Begin

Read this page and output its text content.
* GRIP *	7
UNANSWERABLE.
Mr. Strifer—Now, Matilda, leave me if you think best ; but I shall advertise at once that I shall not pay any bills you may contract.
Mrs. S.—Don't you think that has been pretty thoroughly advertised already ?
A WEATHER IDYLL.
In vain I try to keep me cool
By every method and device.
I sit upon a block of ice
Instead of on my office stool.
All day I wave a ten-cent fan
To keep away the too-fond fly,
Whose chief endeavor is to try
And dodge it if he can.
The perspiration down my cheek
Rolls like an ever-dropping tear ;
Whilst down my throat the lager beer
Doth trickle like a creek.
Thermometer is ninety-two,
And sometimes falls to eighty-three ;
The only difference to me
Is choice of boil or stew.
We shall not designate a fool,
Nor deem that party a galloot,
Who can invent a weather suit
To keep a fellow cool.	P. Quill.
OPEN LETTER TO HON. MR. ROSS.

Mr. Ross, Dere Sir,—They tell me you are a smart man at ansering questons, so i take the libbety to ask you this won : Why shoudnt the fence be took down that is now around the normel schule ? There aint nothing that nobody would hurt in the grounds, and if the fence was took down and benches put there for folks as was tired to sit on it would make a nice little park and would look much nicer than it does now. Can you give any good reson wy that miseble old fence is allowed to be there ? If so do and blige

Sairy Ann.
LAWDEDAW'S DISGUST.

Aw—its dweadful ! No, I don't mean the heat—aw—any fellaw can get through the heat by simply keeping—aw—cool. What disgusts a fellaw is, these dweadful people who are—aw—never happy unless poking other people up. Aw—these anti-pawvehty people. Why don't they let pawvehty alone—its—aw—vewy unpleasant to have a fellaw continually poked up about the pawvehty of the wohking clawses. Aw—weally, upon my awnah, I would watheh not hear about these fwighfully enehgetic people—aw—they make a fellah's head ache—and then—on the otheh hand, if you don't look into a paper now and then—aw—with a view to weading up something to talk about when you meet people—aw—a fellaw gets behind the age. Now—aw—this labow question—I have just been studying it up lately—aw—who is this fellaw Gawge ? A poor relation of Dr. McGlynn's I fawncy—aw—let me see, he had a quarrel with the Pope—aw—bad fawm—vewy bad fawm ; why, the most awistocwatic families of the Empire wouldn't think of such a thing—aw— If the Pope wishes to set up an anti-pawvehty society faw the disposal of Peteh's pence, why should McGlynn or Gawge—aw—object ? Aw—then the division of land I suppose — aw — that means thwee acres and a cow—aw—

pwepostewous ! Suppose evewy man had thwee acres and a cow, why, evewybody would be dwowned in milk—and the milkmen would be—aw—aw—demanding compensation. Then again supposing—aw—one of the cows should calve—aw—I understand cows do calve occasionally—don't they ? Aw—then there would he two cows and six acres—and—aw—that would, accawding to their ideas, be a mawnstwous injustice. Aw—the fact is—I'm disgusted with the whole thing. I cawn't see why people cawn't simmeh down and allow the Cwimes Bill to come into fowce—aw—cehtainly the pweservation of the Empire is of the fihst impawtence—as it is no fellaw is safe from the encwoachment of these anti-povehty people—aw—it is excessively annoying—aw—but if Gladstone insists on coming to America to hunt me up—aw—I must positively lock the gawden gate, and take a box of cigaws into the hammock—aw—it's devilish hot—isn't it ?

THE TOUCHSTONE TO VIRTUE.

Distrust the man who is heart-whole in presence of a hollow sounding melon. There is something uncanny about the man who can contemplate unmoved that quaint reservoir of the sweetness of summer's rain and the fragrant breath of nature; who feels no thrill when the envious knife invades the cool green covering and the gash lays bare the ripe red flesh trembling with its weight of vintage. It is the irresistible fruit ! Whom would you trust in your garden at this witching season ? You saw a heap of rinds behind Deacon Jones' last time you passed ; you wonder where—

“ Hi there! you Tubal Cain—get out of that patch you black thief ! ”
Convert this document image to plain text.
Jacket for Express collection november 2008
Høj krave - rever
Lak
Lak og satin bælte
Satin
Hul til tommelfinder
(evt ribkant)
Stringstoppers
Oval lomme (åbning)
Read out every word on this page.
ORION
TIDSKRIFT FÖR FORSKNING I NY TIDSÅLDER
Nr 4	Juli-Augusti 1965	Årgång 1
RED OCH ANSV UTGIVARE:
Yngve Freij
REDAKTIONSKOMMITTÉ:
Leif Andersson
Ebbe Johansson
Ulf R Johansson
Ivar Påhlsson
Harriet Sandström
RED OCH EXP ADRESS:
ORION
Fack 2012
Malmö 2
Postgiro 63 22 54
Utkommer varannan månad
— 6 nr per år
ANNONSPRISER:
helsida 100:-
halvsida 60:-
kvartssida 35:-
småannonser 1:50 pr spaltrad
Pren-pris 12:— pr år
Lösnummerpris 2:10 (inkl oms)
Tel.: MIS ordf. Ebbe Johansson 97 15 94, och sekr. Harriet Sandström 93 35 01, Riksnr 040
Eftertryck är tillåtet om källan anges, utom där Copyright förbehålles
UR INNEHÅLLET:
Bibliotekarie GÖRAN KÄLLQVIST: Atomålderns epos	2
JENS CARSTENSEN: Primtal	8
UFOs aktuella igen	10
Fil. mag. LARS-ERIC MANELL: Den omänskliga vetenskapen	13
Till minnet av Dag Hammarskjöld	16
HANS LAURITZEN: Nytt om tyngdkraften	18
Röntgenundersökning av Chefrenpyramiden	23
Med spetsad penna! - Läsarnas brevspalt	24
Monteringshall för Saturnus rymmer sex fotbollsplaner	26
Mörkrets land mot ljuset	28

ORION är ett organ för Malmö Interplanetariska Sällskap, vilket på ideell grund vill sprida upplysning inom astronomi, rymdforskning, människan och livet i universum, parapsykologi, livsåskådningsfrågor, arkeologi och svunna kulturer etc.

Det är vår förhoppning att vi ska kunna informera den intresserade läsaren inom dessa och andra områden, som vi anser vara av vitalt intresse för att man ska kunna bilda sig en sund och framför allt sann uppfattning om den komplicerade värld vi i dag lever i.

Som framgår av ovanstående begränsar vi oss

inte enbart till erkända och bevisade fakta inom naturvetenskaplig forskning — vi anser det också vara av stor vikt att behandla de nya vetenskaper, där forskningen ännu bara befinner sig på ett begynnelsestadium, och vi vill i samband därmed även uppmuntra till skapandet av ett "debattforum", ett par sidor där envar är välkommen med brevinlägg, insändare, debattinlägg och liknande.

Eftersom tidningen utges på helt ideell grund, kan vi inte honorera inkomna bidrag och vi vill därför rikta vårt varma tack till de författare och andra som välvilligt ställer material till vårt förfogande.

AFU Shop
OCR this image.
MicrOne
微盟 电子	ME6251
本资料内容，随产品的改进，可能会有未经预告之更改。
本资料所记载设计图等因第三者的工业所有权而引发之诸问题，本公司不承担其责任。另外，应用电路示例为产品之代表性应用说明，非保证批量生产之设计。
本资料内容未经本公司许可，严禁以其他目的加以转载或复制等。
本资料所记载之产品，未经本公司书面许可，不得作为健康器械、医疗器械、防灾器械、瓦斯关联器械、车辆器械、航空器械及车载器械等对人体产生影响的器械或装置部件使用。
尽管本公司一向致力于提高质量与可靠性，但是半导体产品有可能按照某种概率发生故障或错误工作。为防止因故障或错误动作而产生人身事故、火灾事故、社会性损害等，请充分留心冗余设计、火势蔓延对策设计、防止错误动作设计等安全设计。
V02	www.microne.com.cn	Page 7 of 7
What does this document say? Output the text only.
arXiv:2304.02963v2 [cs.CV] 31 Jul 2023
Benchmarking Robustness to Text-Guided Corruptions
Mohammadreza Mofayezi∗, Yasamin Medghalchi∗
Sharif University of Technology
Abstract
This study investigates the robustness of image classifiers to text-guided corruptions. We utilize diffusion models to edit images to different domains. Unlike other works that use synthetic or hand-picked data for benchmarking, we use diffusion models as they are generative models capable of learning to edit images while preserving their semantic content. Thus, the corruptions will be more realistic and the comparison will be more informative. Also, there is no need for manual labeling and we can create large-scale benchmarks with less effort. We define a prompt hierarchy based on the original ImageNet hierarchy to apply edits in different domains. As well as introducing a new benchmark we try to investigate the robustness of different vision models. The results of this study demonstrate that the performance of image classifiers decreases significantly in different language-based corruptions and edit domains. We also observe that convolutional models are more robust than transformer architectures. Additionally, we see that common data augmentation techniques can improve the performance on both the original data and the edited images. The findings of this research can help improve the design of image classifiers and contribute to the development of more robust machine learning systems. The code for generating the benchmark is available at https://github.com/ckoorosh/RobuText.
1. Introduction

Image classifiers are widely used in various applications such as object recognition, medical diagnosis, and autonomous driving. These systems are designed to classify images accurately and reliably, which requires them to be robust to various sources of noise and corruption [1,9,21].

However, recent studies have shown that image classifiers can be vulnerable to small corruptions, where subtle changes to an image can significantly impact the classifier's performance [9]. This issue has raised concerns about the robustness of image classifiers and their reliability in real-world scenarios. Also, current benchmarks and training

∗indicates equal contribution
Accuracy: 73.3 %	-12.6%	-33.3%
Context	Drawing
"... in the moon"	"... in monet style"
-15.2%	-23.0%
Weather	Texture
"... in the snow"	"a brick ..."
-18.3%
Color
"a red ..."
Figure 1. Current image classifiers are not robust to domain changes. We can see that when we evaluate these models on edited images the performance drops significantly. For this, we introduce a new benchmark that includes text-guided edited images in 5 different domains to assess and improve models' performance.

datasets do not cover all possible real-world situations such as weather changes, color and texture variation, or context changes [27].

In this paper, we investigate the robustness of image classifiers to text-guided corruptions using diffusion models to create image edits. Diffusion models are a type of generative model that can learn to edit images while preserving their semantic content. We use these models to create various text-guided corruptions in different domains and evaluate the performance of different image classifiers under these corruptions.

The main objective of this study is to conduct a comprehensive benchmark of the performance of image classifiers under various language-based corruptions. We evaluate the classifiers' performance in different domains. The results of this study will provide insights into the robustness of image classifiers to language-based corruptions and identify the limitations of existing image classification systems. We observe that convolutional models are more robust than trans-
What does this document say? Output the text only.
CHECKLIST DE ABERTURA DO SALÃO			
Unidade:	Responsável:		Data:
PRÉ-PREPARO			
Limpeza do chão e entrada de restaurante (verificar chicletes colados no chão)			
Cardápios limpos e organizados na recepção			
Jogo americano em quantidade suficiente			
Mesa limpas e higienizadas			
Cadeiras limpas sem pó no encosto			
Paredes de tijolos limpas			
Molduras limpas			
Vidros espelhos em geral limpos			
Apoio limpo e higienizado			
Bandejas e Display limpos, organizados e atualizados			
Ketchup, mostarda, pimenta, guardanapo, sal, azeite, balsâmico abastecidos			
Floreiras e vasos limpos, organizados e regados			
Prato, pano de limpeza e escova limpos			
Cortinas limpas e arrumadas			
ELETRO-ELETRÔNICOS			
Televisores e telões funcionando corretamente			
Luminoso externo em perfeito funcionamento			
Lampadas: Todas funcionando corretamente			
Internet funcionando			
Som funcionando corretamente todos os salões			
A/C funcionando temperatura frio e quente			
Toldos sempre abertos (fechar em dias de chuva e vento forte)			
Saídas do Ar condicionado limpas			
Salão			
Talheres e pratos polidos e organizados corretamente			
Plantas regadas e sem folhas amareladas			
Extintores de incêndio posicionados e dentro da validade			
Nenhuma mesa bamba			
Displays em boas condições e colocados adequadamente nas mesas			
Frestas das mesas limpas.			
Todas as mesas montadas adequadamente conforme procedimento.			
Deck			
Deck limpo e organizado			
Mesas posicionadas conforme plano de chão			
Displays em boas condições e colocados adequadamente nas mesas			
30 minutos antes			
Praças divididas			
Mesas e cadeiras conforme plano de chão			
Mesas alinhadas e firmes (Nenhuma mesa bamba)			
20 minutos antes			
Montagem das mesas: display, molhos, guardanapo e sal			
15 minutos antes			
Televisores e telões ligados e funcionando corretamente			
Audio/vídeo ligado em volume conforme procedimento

End

__What you should do__. Which lines hold the string "chão"? Copy all of them from the data above.

__Solution for this task__.
Limpeza do chão e entrada de restaurante (verificar chicletes colados no chão)			
Mesas posicionadas conforme plano de chão			
Mesas e cadeiras conforme plano de chão			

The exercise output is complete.